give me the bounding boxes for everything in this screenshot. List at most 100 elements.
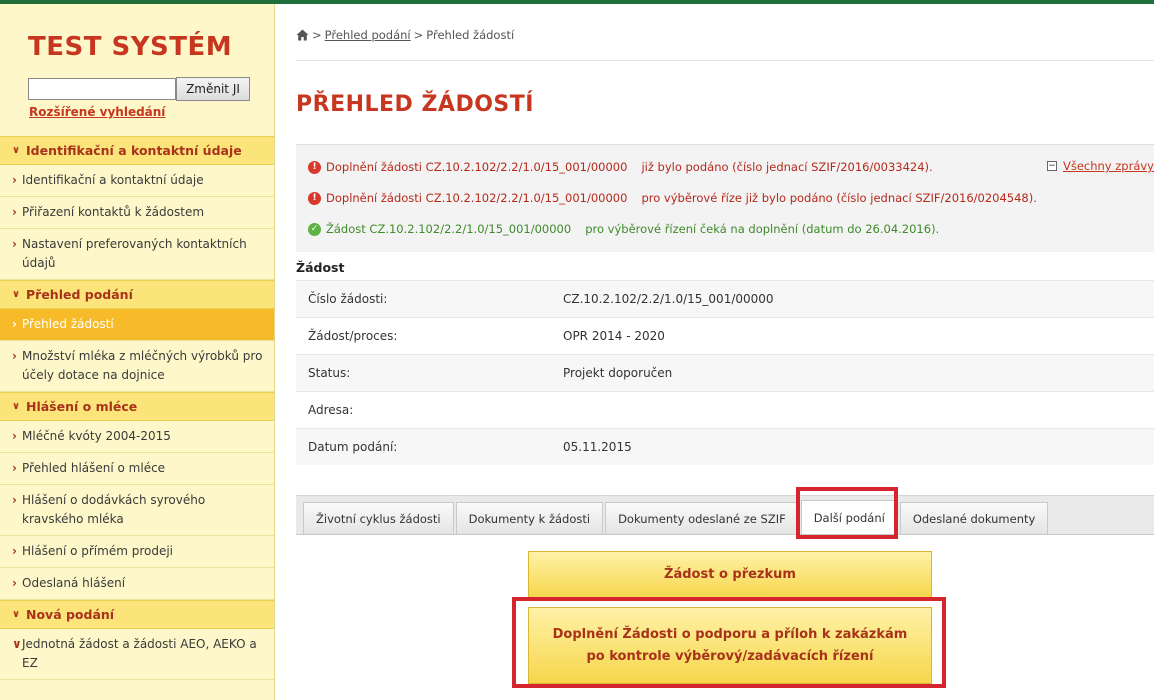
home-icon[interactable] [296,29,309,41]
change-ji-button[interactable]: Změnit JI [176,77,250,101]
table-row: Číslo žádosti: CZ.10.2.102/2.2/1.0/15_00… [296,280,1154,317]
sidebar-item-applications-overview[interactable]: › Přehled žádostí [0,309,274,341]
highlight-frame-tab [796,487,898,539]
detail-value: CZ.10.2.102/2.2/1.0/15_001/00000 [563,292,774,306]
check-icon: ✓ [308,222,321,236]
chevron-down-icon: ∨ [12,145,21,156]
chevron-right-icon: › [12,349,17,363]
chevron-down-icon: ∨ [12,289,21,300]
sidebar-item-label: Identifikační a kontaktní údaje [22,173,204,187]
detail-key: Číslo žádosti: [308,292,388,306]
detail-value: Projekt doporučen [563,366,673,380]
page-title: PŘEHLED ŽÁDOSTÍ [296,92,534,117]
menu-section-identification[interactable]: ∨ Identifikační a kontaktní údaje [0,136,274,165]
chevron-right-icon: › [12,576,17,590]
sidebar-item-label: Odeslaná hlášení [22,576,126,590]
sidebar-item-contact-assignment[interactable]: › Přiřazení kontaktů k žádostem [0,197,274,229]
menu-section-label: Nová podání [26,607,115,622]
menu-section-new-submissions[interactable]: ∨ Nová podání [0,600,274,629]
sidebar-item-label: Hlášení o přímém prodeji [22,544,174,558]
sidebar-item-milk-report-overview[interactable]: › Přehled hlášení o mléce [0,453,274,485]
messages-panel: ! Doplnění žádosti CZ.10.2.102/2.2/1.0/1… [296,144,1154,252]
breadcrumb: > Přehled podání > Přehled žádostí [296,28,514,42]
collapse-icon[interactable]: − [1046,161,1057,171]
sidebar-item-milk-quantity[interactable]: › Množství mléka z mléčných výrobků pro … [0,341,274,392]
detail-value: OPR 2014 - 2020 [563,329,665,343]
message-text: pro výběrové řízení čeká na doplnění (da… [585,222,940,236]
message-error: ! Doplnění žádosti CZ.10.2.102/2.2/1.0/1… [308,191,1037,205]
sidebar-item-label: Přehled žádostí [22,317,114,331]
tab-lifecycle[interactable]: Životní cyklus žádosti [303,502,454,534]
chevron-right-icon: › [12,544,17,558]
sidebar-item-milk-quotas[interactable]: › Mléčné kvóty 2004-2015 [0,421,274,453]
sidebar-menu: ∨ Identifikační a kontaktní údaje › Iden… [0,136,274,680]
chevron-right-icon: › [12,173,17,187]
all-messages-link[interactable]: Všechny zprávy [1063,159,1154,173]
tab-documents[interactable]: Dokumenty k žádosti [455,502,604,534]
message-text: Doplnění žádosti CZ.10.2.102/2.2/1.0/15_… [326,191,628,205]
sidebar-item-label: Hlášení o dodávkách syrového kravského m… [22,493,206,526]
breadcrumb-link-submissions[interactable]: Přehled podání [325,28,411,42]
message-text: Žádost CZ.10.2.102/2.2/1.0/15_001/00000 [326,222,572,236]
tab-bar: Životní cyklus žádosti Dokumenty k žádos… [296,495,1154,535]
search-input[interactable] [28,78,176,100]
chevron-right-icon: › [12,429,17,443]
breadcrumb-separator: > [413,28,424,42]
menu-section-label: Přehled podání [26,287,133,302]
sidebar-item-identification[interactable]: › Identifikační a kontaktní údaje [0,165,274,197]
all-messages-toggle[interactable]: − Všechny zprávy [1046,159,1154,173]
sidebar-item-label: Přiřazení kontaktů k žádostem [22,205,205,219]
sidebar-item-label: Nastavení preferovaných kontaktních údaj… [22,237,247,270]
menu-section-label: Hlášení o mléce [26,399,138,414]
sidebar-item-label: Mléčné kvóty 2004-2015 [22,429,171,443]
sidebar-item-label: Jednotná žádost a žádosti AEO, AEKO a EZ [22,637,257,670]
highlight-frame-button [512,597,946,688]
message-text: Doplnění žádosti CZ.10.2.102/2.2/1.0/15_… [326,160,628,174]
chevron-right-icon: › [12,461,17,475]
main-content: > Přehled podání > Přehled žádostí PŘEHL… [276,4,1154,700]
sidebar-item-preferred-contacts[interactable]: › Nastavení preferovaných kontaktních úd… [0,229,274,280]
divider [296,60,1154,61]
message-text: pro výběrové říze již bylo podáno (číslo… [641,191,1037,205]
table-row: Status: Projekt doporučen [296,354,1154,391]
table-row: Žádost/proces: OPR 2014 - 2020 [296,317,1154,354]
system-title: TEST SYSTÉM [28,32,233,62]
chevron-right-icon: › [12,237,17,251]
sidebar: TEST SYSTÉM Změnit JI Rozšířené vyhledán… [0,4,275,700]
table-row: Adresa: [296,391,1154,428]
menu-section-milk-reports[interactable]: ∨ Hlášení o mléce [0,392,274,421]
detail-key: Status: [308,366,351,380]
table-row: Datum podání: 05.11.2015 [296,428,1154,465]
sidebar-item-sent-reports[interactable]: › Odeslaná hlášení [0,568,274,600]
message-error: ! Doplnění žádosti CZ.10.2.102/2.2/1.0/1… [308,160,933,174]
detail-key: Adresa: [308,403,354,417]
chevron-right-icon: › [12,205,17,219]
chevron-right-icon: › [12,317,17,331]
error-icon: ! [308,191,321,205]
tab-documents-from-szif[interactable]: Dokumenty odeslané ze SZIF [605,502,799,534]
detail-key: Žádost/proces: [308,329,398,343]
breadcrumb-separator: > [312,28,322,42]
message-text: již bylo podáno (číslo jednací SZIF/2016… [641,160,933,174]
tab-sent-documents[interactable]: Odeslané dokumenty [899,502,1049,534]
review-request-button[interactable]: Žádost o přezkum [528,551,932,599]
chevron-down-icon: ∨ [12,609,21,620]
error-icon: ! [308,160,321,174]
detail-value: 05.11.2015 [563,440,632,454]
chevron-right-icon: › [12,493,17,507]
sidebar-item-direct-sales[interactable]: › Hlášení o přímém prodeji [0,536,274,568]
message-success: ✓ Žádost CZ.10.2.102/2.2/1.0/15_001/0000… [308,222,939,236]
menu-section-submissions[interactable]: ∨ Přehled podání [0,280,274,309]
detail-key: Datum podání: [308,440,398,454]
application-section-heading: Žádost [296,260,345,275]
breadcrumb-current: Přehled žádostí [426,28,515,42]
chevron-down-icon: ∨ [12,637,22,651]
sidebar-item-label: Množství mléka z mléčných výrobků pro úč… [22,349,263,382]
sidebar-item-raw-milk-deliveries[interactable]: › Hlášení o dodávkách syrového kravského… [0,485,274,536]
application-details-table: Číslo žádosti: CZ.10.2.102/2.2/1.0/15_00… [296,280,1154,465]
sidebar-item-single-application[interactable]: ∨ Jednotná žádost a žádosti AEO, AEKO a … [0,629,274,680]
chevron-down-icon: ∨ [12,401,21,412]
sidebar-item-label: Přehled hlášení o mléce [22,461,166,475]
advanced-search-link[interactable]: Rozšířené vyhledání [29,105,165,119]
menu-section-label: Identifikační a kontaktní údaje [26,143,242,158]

* * *

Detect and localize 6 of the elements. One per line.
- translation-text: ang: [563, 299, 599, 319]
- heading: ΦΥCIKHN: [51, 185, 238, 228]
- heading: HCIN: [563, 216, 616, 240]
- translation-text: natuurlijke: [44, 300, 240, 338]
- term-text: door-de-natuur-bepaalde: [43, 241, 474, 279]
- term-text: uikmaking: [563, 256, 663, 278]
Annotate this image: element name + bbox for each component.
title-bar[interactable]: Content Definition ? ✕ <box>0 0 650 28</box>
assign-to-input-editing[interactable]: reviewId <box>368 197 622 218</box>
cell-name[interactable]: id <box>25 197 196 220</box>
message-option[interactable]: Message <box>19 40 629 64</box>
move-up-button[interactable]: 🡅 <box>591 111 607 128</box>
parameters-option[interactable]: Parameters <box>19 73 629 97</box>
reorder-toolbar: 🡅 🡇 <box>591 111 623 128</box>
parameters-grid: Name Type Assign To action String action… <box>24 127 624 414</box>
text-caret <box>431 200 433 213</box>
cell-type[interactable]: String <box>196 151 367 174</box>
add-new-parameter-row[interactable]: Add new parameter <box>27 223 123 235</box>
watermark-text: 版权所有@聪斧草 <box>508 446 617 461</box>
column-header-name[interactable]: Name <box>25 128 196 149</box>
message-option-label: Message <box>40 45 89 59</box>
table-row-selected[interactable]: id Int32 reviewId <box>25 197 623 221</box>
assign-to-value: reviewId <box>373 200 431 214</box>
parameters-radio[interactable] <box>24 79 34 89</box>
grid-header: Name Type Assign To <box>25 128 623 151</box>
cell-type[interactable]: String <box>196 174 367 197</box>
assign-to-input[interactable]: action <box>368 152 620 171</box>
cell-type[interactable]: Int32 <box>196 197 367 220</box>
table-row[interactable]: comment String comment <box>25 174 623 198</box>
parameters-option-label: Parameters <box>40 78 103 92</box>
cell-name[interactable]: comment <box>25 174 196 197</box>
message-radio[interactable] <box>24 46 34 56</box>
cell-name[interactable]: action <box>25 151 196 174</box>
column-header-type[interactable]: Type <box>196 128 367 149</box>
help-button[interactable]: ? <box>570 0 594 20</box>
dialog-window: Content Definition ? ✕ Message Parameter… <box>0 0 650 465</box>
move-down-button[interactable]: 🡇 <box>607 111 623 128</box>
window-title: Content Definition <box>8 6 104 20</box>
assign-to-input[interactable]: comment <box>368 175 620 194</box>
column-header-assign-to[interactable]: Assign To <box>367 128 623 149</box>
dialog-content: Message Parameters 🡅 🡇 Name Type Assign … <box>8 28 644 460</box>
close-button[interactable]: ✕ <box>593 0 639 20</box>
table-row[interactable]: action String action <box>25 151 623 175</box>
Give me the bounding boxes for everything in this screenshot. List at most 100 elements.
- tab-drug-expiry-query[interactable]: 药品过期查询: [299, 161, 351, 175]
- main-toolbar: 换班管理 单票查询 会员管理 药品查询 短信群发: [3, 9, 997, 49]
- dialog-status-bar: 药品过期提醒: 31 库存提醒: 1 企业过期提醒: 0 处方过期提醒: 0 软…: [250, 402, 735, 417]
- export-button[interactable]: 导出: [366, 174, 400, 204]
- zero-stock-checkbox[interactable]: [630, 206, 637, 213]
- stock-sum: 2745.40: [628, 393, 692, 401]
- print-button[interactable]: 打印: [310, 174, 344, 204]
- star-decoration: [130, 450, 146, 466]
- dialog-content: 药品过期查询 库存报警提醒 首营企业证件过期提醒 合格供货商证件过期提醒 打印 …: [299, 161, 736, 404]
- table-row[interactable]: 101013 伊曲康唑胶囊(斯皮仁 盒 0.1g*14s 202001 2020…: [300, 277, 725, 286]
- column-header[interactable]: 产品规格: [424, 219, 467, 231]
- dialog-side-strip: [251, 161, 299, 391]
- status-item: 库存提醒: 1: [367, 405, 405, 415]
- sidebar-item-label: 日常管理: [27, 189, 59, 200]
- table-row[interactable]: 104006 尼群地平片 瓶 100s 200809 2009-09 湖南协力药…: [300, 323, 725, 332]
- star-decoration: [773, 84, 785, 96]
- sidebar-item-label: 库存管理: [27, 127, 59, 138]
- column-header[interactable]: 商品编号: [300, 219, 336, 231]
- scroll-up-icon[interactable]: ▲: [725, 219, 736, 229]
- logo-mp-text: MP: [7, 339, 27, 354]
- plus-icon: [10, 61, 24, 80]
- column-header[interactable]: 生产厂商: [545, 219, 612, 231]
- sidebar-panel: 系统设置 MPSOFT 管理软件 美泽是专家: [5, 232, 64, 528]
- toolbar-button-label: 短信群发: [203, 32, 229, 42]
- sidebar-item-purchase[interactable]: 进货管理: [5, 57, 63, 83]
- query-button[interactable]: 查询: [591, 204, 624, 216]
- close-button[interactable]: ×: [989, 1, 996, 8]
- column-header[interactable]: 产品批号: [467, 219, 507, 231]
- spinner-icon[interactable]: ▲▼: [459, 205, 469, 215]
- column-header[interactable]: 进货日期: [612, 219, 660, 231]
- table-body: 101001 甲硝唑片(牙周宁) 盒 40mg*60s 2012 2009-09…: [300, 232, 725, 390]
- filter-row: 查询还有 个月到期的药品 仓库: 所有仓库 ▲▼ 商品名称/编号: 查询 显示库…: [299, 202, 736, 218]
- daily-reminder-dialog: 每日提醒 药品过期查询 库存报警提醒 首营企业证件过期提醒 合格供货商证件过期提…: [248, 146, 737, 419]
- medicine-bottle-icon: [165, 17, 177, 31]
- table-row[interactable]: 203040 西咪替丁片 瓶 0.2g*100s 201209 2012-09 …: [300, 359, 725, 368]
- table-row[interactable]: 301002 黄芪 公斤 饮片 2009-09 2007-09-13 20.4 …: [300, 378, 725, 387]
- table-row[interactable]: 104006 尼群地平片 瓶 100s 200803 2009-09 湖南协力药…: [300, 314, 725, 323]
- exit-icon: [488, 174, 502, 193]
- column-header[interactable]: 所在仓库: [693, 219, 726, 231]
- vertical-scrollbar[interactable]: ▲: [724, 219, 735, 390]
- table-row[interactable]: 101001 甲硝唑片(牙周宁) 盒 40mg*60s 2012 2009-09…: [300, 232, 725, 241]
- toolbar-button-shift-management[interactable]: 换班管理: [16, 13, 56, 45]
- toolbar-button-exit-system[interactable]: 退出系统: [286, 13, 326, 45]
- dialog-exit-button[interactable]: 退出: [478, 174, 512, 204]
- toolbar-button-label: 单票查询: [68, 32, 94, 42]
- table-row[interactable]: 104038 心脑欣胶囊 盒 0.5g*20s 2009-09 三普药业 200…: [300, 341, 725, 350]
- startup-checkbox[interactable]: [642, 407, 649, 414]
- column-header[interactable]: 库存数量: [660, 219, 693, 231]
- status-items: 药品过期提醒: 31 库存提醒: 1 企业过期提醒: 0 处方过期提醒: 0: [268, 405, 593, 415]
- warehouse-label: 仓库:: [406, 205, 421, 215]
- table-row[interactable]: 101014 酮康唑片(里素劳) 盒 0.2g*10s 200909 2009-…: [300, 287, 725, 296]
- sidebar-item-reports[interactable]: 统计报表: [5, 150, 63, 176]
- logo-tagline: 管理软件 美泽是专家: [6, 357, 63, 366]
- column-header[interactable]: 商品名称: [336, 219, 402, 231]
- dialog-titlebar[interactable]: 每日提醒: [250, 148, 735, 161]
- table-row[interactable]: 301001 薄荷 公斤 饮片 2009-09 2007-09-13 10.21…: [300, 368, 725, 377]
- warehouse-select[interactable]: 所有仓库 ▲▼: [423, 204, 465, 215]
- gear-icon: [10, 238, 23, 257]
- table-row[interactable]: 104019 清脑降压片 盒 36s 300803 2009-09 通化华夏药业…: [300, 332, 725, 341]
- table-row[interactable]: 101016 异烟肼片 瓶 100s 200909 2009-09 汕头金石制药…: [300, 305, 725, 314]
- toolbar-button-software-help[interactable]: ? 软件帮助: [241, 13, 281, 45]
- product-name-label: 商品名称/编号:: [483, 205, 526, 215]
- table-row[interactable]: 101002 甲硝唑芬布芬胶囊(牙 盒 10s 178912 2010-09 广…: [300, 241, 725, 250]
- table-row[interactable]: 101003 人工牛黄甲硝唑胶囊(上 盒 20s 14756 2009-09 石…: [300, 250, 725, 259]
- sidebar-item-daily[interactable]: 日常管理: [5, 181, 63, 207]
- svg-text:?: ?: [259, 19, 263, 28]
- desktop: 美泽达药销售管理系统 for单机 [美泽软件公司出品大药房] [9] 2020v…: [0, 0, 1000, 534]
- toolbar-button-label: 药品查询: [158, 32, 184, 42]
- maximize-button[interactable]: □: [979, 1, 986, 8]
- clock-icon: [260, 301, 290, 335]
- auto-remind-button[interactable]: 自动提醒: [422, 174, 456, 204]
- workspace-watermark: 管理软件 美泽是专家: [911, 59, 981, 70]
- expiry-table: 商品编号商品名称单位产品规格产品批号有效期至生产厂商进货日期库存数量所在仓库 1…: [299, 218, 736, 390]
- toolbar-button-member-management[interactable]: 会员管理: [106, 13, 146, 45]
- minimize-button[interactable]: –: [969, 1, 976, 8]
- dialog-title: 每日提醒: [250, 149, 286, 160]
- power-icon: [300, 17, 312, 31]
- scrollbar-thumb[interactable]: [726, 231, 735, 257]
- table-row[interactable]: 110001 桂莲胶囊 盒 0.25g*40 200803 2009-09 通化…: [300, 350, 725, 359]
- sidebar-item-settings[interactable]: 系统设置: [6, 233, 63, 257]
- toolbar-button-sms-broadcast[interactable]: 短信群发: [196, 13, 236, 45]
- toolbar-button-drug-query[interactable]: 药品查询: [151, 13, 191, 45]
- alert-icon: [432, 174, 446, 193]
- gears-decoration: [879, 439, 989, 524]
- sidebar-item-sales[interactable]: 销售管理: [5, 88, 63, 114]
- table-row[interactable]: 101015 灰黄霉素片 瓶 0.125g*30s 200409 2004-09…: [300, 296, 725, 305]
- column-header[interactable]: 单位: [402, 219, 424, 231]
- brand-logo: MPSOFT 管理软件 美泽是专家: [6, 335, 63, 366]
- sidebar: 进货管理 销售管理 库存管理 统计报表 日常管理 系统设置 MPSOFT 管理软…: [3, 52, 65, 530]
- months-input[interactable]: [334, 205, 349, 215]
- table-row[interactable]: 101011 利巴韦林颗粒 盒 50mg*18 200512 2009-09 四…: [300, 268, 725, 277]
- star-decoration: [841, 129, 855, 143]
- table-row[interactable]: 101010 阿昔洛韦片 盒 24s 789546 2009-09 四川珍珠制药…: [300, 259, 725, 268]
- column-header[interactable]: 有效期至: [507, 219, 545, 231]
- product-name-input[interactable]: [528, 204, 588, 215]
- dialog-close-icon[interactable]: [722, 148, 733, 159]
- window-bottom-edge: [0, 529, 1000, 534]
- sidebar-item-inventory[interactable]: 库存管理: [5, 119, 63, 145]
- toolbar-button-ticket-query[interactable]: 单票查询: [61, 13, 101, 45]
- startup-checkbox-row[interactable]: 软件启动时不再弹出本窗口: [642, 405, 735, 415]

• Exercise directions: Reproduce word for word the items starting with the line containing "Detect and localize" and continuing through the line containing "parameters-option[interactable]: Parameters <box>19".

• Result for this exercise:
Detect and localize 6 of the elements. One per line.
- translation-text: ang: [563, 299, 599, 319]
- heading: ΦΥCIKHN: [51, 185, 238, 228]
- heading: HCIN: [563, 216, 616, 240]
- translation-text: natuurlijke: [44, 300, 240, 338]
- term-text: door-de-natuur-bepaalde: [43, 241, 474, 279]
- term-text: uikmaking: [563, 256, 663, 278]
Annotate this image: element name + bbox for each component.
title-bar[interactable]: Content Definition ? ✕ <box>0 0 650 28</box>
assign-to-input-editing[interactable]: reviewId <box>368 197 622 218</box>
cell-name[interactable]: id <box>25 197 196 220</box>
message-option[interactable]: Message <box>19 40 629 64</box>
move-up-button[interactable]: 🡅 <box>591 111 607 128</box>
parameters-option[interactable]: Parameters <box>19 73 629 97</box>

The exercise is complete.